### Written instruction
Reproduce the records. Keep every word exact and include no images.

### Data shown
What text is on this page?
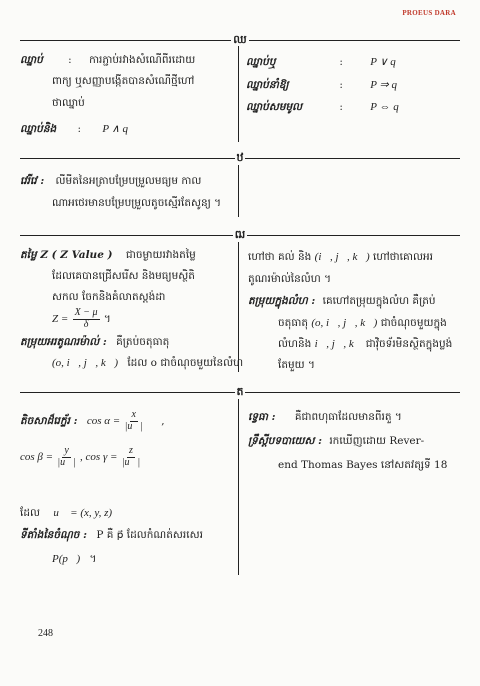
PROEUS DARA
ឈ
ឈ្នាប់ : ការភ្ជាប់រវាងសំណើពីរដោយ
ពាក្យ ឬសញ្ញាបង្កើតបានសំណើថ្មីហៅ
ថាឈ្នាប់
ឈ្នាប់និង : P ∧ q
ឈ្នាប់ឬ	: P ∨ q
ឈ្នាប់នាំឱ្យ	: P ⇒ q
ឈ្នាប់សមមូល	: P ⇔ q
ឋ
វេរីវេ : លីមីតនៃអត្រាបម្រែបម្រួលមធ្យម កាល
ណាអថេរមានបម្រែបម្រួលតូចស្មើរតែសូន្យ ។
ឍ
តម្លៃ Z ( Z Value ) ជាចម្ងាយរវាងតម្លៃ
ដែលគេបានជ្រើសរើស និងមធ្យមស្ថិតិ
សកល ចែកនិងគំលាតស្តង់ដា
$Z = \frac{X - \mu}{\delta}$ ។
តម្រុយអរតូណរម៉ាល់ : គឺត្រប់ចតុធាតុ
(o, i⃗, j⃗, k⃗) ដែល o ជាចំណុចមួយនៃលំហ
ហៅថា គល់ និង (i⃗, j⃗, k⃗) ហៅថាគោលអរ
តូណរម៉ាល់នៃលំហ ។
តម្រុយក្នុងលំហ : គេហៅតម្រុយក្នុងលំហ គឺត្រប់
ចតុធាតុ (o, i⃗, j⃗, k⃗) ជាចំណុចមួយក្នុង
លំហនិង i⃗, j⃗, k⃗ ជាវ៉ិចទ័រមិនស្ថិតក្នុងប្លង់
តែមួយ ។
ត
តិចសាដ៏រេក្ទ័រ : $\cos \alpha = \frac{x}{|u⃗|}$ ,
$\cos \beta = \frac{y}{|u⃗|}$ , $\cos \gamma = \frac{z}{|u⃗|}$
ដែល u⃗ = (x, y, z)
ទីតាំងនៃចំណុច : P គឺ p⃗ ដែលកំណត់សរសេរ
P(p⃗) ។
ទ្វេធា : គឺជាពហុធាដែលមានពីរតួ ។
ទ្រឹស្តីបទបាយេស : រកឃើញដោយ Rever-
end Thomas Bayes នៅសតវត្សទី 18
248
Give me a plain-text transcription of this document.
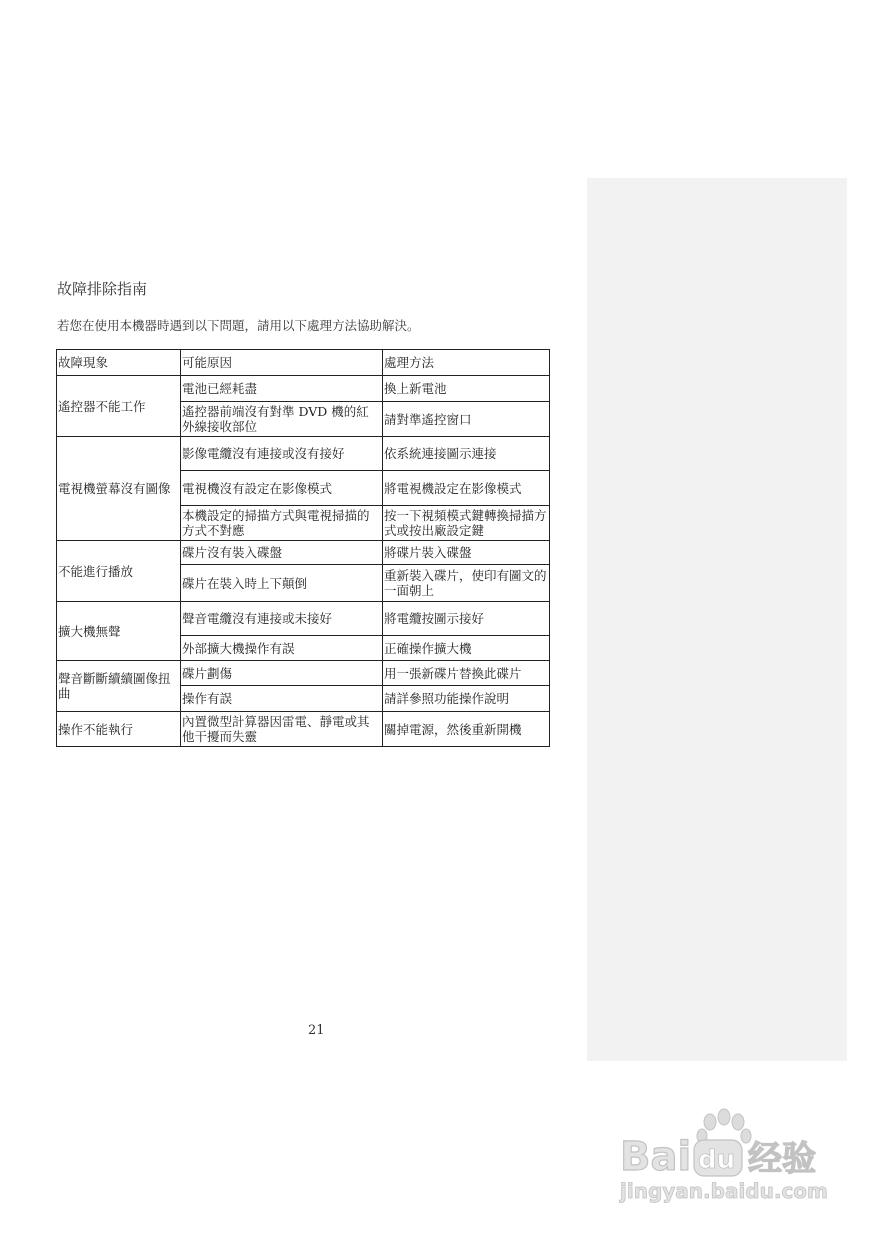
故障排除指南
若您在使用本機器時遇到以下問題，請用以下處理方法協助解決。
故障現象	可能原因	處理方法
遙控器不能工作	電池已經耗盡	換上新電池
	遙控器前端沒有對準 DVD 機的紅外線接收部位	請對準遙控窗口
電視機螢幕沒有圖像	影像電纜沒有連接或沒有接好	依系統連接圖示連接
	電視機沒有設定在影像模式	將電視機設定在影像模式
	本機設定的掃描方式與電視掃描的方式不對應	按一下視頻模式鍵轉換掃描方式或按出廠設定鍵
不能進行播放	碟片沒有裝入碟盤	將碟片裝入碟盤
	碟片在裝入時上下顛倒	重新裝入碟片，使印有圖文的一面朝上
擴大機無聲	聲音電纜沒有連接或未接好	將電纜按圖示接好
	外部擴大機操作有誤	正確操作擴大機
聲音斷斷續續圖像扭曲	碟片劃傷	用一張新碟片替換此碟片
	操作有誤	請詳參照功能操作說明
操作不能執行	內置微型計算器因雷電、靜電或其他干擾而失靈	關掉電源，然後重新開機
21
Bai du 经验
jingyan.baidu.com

### Output for this task
What text is on this page?
PROEUS DARA
ឈ
ឈ្នាប់ : ការភ្ជាប់រវាងសំណើពីរដោយ
ពាក្យ ឬសញ្ញាបង្កើតបានសំណើថ្មីហៅ
ថាឈ្នាប់
ឈ្នាប់និង : P ∧ q
ឈ្នាប់ឬ	: P ∨ q
ឈ្នាប់នាំឱ្យ	: P ⇒ q
ឈ្នាប់សមមូល	: P ⇔ q
ឋ
វេរីវេ : លីមីតនៃអត្រាបម្រែបម្រួលមធ្យម កាល
ណាអថេរមានបម្រែបម្រួលតូចស្មើរតែសូន្យ ។
ឍ
តម្លៃ Z ( Z Value ) ជាចម្ងាយរវាងតម្លៃ
ដែលគេបានជ្រើសរើស និងមធ្យមស្ថិតិ
សកល ចែកនិងគំលាតស្តង់ដា
$Z = \frac{X - \mu}{\delta}$ ។
តម្រុយអរតូណរម៉ាល់ : គឺត្រប់ចតុធាតុ
(o, i⃗, j⃗, k⃗) ដែល o ជាចំណុចមួយនៃលំហ
ហៅថា គល់ និង (i⃗, j⃗, k⃗) ហៅថាគោលអរ
តូណរម៉ាល់នៃលំហ ។
តម្រុយក្នុងលំហ : គេហៅតម្រុយក្នុងលំហ គឺត្រប់
ចតុធាតុ (o, i⃗, j⃗, k⃗) ជាចំណុចមួយក្នុង
លំហនិង i⃗, j⃗, k⃗ ជាវ៉ិចទ័រមិនស្ថិតក្នុងប្លង់
តែមួយ ។
ត
តិចសាដ៏រេក្ទ័រ : $\cos \alpha = \frac{x}{|u⃗|}$ ,
$\cos \beta = \frac{y}{|u⃗|}$ , $\cos \gamma = \frac{z}{|u⃗|}$
ដែល u⃗ = (x, y, z)
ទីតាំងនៃចំណុច : P គឺ p⃗ ដែលកំណត់សរសេរ
P(p⃗) ។
ទ្វេធា : គឺជាពហុធាដែលមានពីរតួ ។
ទ្រឹស្តីបទបាយេស : រកឃើញដោយ Rever-
end Thomas Bayes នៅសតវត្សទី 18
248
Give me a plain-text transcription of this document.
故障排除指南
若您在使用本機器時遇到以下問題，請用以下處理方法協助解決。
故障現象	可能原因	處理方法
遙控器不能工作	電池已經耗盡	換上新電池
	遙控器前端沒有對準 DVD 機的紅外線接收部位	請對準遙控窗口
電視機螢幕沒有圖像	影像電纜沒有連接或沒有接好	依系統連接圖示連接
	電視機沒有設定在影像模式	將電視機設定在影像模式
	本機設定的掃描方式與電視掃描的方式不對應	按一下視頻模式鍵轉換掃描方式或按出廠設定鍵
不能進行播放	碟片沒有裝入碟盤	將碟片裝入碟盤
	碟片在裝入時上下顛倒	重新裝入碟片，使印有圖文的一面朝上
擴大機無聲	聲音電纜沒有連接或未接好	將電纜按圖示接好
	外部擴大機操作有誤	正確操作擴大機
聲音斷斷續續圖像扭曲	碟片劃傷	用一張新碟片替換此碟片
	操作有誤	請詳參照功能操作說明
操作不能執行	內置微型計算器因雷電、靜電或其他干擾而失靈	關掉電源，然後重新開機
21
Bai du 经验
jingyan.baidu.com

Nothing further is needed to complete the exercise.